__Material supplied__:
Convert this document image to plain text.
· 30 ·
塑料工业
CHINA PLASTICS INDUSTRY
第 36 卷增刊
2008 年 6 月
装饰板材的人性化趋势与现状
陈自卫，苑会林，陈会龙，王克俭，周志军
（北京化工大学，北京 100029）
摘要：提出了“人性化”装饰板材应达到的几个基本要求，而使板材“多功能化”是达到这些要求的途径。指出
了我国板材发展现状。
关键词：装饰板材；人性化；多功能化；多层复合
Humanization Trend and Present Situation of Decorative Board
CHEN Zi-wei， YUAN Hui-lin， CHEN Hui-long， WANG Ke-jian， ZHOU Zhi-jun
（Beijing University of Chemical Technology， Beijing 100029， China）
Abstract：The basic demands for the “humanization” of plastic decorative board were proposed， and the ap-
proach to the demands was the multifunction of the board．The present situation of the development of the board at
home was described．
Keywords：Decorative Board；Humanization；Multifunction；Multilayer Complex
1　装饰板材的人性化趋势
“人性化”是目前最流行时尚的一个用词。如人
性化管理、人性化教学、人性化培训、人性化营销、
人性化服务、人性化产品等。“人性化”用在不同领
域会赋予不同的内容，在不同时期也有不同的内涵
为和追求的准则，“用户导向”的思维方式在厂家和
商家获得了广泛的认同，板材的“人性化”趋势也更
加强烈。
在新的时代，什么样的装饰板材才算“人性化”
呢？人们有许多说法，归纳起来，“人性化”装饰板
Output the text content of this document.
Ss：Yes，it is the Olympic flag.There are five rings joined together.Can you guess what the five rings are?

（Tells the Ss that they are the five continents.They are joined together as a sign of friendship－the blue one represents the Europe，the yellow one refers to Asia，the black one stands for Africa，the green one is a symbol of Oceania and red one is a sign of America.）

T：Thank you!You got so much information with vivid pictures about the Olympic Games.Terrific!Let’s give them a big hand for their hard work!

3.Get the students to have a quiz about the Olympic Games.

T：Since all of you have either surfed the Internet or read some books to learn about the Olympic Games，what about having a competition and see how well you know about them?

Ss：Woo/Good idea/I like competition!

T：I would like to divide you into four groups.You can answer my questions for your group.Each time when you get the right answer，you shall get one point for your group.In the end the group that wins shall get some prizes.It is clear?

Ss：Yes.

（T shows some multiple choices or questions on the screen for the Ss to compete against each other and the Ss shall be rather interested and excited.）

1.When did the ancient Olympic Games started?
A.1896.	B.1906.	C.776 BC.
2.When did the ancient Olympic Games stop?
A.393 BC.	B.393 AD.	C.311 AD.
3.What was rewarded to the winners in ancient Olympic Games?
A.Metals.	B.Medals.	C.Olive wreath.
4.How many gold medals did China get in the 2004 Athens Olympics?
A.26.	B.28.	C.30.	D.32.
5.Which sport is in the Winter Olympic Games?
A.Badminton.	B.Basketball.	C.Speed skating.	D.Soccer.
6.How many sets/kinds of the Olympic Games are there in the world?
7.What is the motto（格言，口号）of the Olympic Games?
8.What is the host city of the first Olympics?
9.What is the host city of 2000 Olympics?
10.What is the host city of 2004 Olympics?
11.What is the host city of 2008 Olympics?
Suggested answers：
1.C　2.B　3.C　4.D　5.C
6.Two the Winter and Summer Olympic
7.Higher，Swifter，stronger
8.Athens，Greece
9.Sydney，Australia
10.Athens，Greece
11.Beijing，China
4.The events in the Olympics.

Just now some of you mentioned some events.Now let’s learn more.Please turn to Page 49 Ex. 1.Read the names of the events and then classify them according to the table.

__Do this__: Looking at the records above, report how many lines contain the word "about". Answer with the number only.

__Result below__: 3